WHAT TO DO: Select and copy out every line in the records containing "useful".

SUPPLIED INFORMATION:
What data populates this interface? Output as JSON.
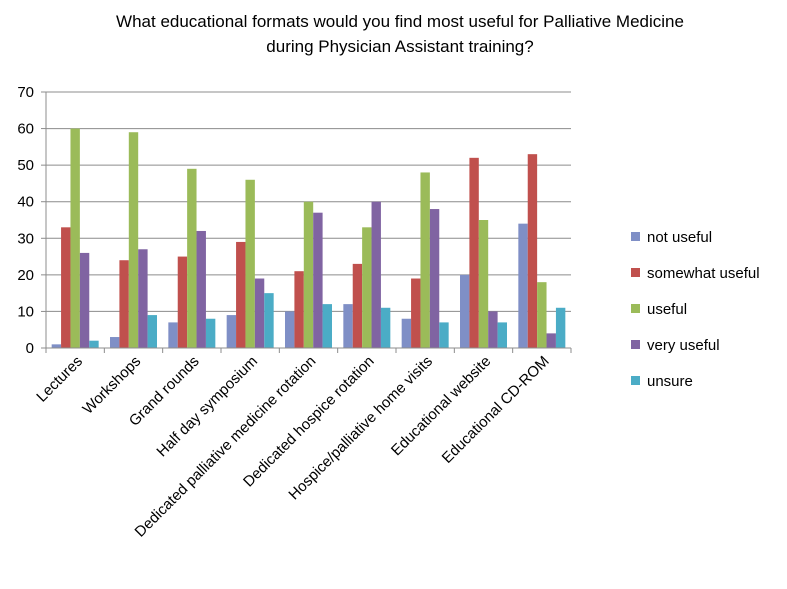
{
  "chart_data": {
    "type": "bar",
    "title_lines": [
      "What educational formats would you find most useful for  Palliative Medicine",
      "during Physician Assistant training?"
    ],
    "xlabel": "",
    "ylabel": "",
    "ylim": [
      0,
      70
    ],
    "yticks": [
      0,
      10,
      20,
      30,
      40,
      50,
      60,
      70
    ],
    "grid": true,
    "legend_position": "right",
    "categories": [
      "Lectures",
      "Workshops",
      "Grand rounds",
      "Half day symposium",
      "Dedicated palliative medicine rotation",
      "Dedicated hospice rotation",
      "Hospice/palliative home visits",
      "Educational website",
      "Educational CD-ROM"
    ],
    "series": [
      {
        "name": "not useful",
        "color": "#7F8FC6",
        "values": [
          1,
          3,
          7,
          9,
          10,
          12,
          8,
          20,
          34
        ]
      },
      {
        "name": "somewhat useful",
        "color": "#C0504D",
        "values": [
          33,
          24,
          25,
          29,
          21,
          23,
          19,
          52,
          53
        ]
      },
      {
        "name": "useful",
        "color": "#9BBB59",
        "values": [
          60,
          59,
          49,
          46,
          40,
          33,
          48,
          35,
          18
        ]
      },
      {
        "name": "very useful",
        "color": "#8064A2",
        "values": [
          26,
          27,
          32,
          19,
          37,
          40,
          38,
          10,
          4
        ]
      },
      {
        "name": "unsure",
        "color": "#4BACC6",
        "values": [
          2,
          9,
          8,
          15,
          12,
          11,
          7,
          7,
          11
        ]
      }
    ]
  }
}
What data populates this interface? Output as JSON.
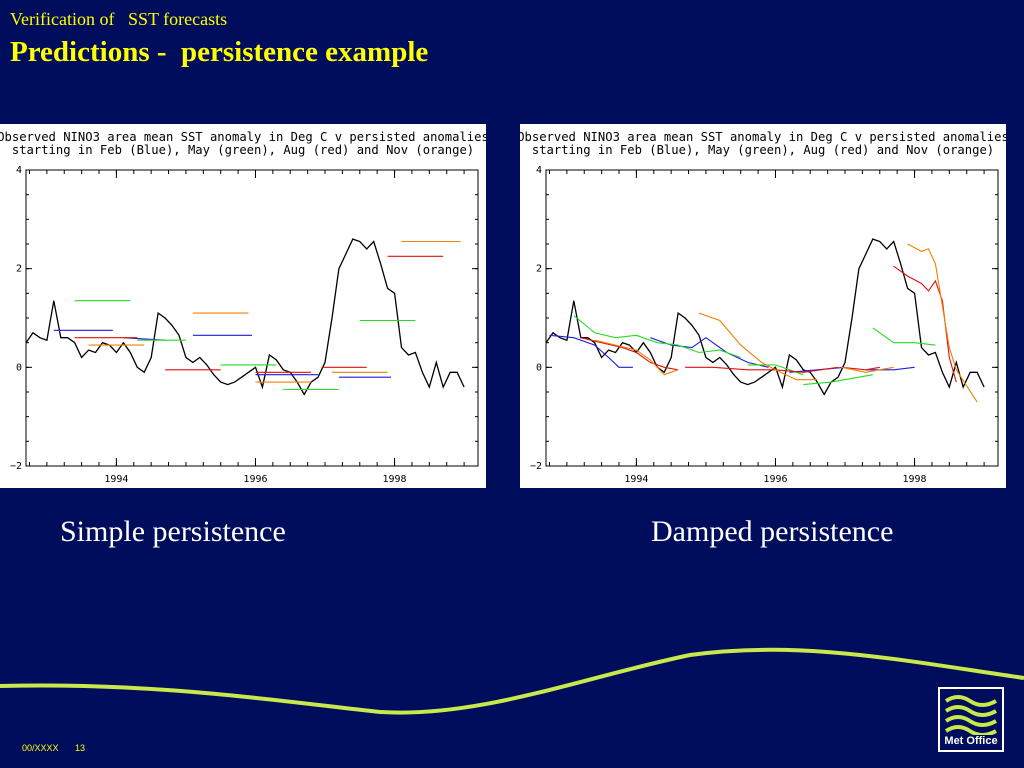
{
  "slide": {
    "supertitle": "Verification of   SST forecasts",
    "title": "Predictions -  persistence example",
    "footer_code": "00/XXXX",
    "page_number": "13",
    "logo_text": "Met Office",
    "colors": {
      "background": "#000d5c",
      "title": "#ffff00",
      "caption": "#ffffff",
      "swoosh": "#c9e84b"
    }
  },
  "captions": {
    "left": "Simple persistence",
    "right": "Damped persistence"
  },
  "chart_data": [
    {
      "type": "line",
      "title_line1": "Observed NINO3 area mean SST anomaly in Deg C v persisted anomalies",
      "title_line2": "starting in Feb (Blue), May (green), Aug (red) and Nov (orange)",
      "xlabel": "",
      "ylabel": "",
      "xlim": [
        1992.7,
        1999.2
      ],
      "ylim": [
        -2,
        4
      ],
      "xticks": [
        "1994",
        "1996",
        "1998"
      ],
      "yticks": [
        "4",
        "2",
        "0",
        "−2"
      ],
      "grid": false,
      "series": [
        {
          "color": "black",
          "x": [
            1992.7,
            1992.8,
            1992.9,
            1993.0,
            1993.1,
            1993.2,
            1993.3,
            1993.4,
            1993.5,
            1993.6,
            1993.7,
            1993.8,
            1993.9,
            1994.0,
            1994.1,
            1994.2,
            1994.3,
            1994.4,
            1994.5,
            1994.6,
            1994.7,
            1994.8,
            1994.9,
            1995.0,
            1995.1,
            1995.2,
            1995.3,
            1995.4,
            1995.5,
            1995.6,
            1995.7,
            1995.8,
            1995.9,
            1996.0,
            1996.1,
            1996.2,
            1996.3,
            1996.4,
            1996.5,
            1996.6,
            1996.7,
            1996.8,
            1996.9,
            1997.0,
            1997.1,
            1997.2,
            1997.3,
            1997.4,
            1997.5,
            1997.6,
            1997.7,
            1997.8,
            1997.9,
            1998.0,
            1998.1,
            1998.2,
            1998.3,
            1998.4,
            1998.5,
            1998.6,
            1998.7,
            1998.8,
            1998.9,
            1999.0
          ],
          "y": [
            0.5,
            0.7,
            0.6,
            0.55,
            1.35,
            0.6,
            0.6,
            0.5,
            0.2,
            0.35,
            0.3,
            0.5,
            0.45,
            0.3,
            0.5,
            0.3,
            0.0,
            -0.1,
            0.2,
            1.1,
            1.0,
            0.85,
            0.65,
            0.2,
            0.1,
            0.2,
            0.05,
            -0.15,
            -0.3,
            -0.35,
            -0.3,
            -0.2,
            -0.1,
            0.0,
            -0.4,
            0.25,
            0.15,
            -0.05,
            -0.1,
            -0.3,
            -0.55,
            -0.3,
            -0.2,
            0.1,
            1.0,
            2.0,
            2.3,
            2.6,
            2.55,
            2.4,
            2.55,
            2.1,
            1.6,
            1.5,
            0.4,
            0.25,
            0.3,
            -0.1,
            -0.4,
            0.1,
            -0.4,
            -0.1,
            -0.1,
            -0.4
          ]
        },
        {
          "color": "blue",
          "segments": [
            [
              [
                1993.1,
                0.75
              ],
              [
                1993.95,
                0.75
              ]
            ],
            [
              [
                1994.1,
                0.6
              ],
              [
                1994.7,
                0.55
              ]
            ],
            [
              [
                1995.1,
                0.65
              ],
              [
                1995.95,
                0.65
              ]
            ],
            [
              [
                1996.0,
                -0.15
              ],
              [
                1996.9,
                -0.15
              ]
            ],
            [
              [
                1997.2,
                -0.2
              ],
              [
                1997.95,
                -0.2
              ]
            ]
          ]
        },
        {
          "color": "green",
          "segments": [
            [
              [
                1993.4,
                1.35
              ],
              [
                1994.2,
                1.35
              ]
            ],
            [
              [
                1994.3,
                0.55
              ],
              [
                1995.0,
                0.55
              ]
            ],
            [
              [
                1995.5,
                0.05
              ],
              [
                1996.3,
                0.05
              ]
            ],
            [
              [
                1996.4,
                -0.45
              ],
              [
                1997.2,
                -0.45
              ]
            ],
            [
              [
                1997.5,
                0.95
              ],
              [
                1998.3,
                0.95
              ]
            ]
          ]
        },
        {
          "color": "red",
          "segments": [
            [
              [
                1993.4,
                0.6
              ],
              [
                1994.3,
                0.6
              ]
            ],
            [
              [
                1994.7,
                -0.05
              ],
              [
                1995.5,
                -0.05
              ]
            ],
            [
              [
                1996.0,
                -0.1
              ],
              [
                1996.8,
                -0.1
              ]
            ],
            [
              [
                1996.95,
                0.0
              ],
              [
                1997.6,
                0.0
              ]
            ],
            [
              [
                1997.9,
                2.25
              ],
              [
                1998.7,
                2.25
              ]
            ]
          ]
        },
        {
          "color": "orange",
          "segments": [
            [
              [
                1993.6,
                0.45
              ],
              [
                1994.4,
                0.45
              ]
            ],
            [
              [
                1995.1,
                1.1
              ],
              [
                1995.9,
                1.1
              ]
            ],
            [
              [
                1996.0,
                -0.3
              ],
              [
                1996.8,
                -0.3
              ]
            ],
            [
              [
                1997.1,
                -0.1
              ],
              [
                1997.9,
                -0.1
              ]
            ],
            [
              [
                1998.1,
                2.55
              ],
              [
                1998.95,
                2.55
              ]
            ]
          ]
        }
      ]
    },
    {
      "type": "line",
      "title_line1": "Observed NINO3 area mean SST anomaly in Deg C v persisted anomalies",
      "title_line2": "starting in Feb (Blue), May (green), Aug (red) and Nov (orange)",
      "xlabel": "",
      "ylabel": "",
      "xlim": [
        1992.7,
        1999.2
      ],
      "ylim": [
        -2,
        4
      ],
      "xticks": [
        "1994",
        "1996",
        "1998"
      ],
      "yticks": [
        "4",
        "2",
        "0",
        "−2"
      ],
      "grid": false,
      "series": [
        {
          "color": "black",
          "x": [
            1992.7,
            1992.8,
            1992.9,
            1993.0,
            1993.1,
            1993.2,
            1993.3,
            1993.4,
            1993.5,
            1993.6,
            1993.7,
            1993.8,
            1993.9,
            1994.0,
            1994.1,
            1994.2,
            1994.3,
            1994.4,
            1994.5,
            1994.6,
            1994.7,
            1994.8,
            1994.9,
            1995.0,
            1995.1,
            1995.2,
            1995.3,
            1995.4,
            1995.5,
            1995.6,
            1995.7,
            1995.8,
            1995.9,
            1996.0,
            1996.1,
            1996.2,
            1996.3,
            1996.4,
            1996.5,
            1996.6,
            1996.7,
            1996.8,
            1996.9,
            1997.0,
            1997.1,
            1997.2,
            1997.3,
            1997.4,
            1997.5,
            1997.6,
            1997.7,
            1997.8,
            1997.9,
            1998.0,
            1998.1,
            1998.2,
            1998.3,
            1998.4,
            1998.5,
            1998.6,
            1998.7,
            1998.8,
            1998.9,
            1999.0
          ],
          "y": [
            0.5,
            0.7,
            0.6,
            0.55,
            1.35,
            0.6,
            0.6,
            0.5,
            0.2,
            0.35,
            0.3,
            0.5,
            0.45,
            0.3,
            0.5,
            0.3,
            0.0,
            -0.1,
            0.2,
            1.1,
            1.0,
            0.85,
            0.65,
            0.2,
            0.1,
            0.2,
            0.05,
            -0.15,
            -0.3,
            -0.35,
            -0.3,
            -0.2,
            -0.1,
            0.0,
            -0.4,
            0.25,
            0.15,
            -0.05,
            -0.1,
            -0.3,
            -0.55,
            -0.3,
            -0.2,
            0.1,
            1.0,
            2.0,
            2.3,
            2.6,
            2.55,
            2.4,
            2.55,
            2.1,
            1.6,
            1.5,
            0.4,
            0.25,
            0.3,
            -0.1,
            -0.4,
            0.1,
            -0.4,
            -0.1,
            -0.1,
            -0.4
          ]
        },
        {
          "color": "blue",
          "segments": [
            [
              [
                1992.75,
                0.65
              ],
              [
                1993.1,
                0.6
              ],
              [
                1993.4,
                0.45
              ],
              [
                1993.6,
                0.2
              ],
              [
                1993.75,
                0.0
              ],
              [
                1993.95,
                0.0
              ]
            ],
            [
              [
                1994.2,
                0.6
              ],
              [
                1994.5,
                0.45
              ],
              [
                1994.8,
                0.4
              ],
              [
                1995.0,
                0.6
              ],
              [
                1995.3,
                0.3
              ],
              [
                1995.6,
                0.1
              ],
              [
                1995.9,
                0.0
              ]
            ],
            [
              [
                1996.2,
                -0.1
              ],
              [
                1996.6,
                -0.05
              ],
              [
                1997.0,
                0.0
              ]
            ],
            [
              [
                1997.3,
                -0.05
              ],
              [
                1997.7,
                -0.05
              ],
              [
                1998.0,
                0.0
              ]
            ]
          ]
        },
        {
          "color": "green",
          "segments": [
            [
              [
                1993.1,
                1.05
              ],
              [
                1993.4,
                0.7
              ],
              [
                1993.7,
                0.6
              ],
              [
                1994.0,
                0.65
              ],
              [
                1994.3,
                0.5
              ],
              [
                1994.6,
                0.45
              ],
              [
                1994.9,
                0.3
              ],
              [
                1995.2,
                0.35
              ],
              [
                1995.5,
                0.2
              ]
            ],
            [
              [
                1995.6,
                0.05
              ],
              [
                1996.0,
                0.05
              ],
              [
                1996.4,
                -0.15
              ]
            ],
            [
              [
                1996.4,
                -0.35
              ],
              [
                1996.8,
                -0.3
              ],
              [
                1997.2,
                -0.2
              ],
              [
                1997.4,
                -0.15
              ]
            ],
            [
              [
                1997.4,
                0.8
              ],
              [
                1997.7,
                0.5
              ],
              [
                1998.0,
                0.5
              ],
              [
                1998.3,
                0.45
              ]
            ]
          ]
        },
        {
          "color": "red",
          "segments": [
            [
              [
                1993.2,
                0.6
              ],
              [
                1993.5,
                0.5
              ],
              [
                1993.8,
                0.4
              ],
              [
                1994.0,
                0.3
              ],
              [
                1994.2,
                0.1
              ],
              [
                1994.4,
                0.0
              ],
              [
                1994.6,
                -0.05
              ]
            ],
            [
              [
                1994.7,
                0.0
              ],
              [
                1995.1,
                0.0
              ],
              [
                1995.6,
                -0.05
              ],
              [
                1996.0,
                -0.05
              ]
            ],
            [
              [
                1996.0,
                -0.05
              ],
              [
                1996.4,
                -0.1
              ],
              [
                1996.9,
                0.0
              ]
            ],
            [
              [
                1996.95,
                0.0
              ],
              [
                1997.3,
                -0.05
              ],
              [
                1997.5,
                0.0
              ]
            ],
            [
              [
                1997.7,
                2.05
              ],
              [
                1997.9,
                1.85
              ],
              [
                1998.1,
                1.7
              ],
              [
                1998.2,
                1.55
              ],
              [
                1998.3,
                1.75
              ],
              [
                1998.4,
                1.35
              ],
              [
                1998.5,
                0.2
              ],
              [
                1998.6,
                -0.3
              ]
            ]
          ]
        },
        {
          "color": "orange",
          "segments": [
            [
              [
                1993.4,
                0.55
              ],
              [
                1993.7,
                0.45
              ],
              [
                1994.0,
                0.35
              ],
              [
                1994.2,
                0.15
              ],
              [
                1994.4,
                -0.15
              ],
              [
                1994.6,
                -0.05
              ]
            ],
            [
              [
                1994.9,
                1.1
              ],
              [
                1995.2,
                0.95
              ],
              [
                1995.5,
                0.45
              ],
              [
                1995.8,
                0.1
              ],
              [
                1996.0,
                -0.05
              ],
              [
                1996.3,
                -0.25
              ],
              [
                1996.6,
                -0.25
              ]
            ],
            [
              [
                1996.95,
                0.0
              ],
              [
                1997.3,
                -0.1
              ],
              [
                1997.7,
                0.0
              ]
            ],
            [
              [
                1997.9,
                2.5
              ],
              [
                1998.1,
                2.35
              ],
              [
                1998.2,
                2.4
              ],
              [
                1998.3,
                2.1
              ],
              [
                1998.5,
                0.4
              ],
              [
                1998.6,
                -0.05
              ],
              [
                1998.9,
                -0.7
              ]
            ]
          ]
        }
      ]
    }
  ]
}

THE RESPONSE:
      "What educational formats would you find most useful for  Palliative Medicine",
        "name": "not useful",
        "name": "somewhat useful",
        "name": "useful",
        "name": "very useful",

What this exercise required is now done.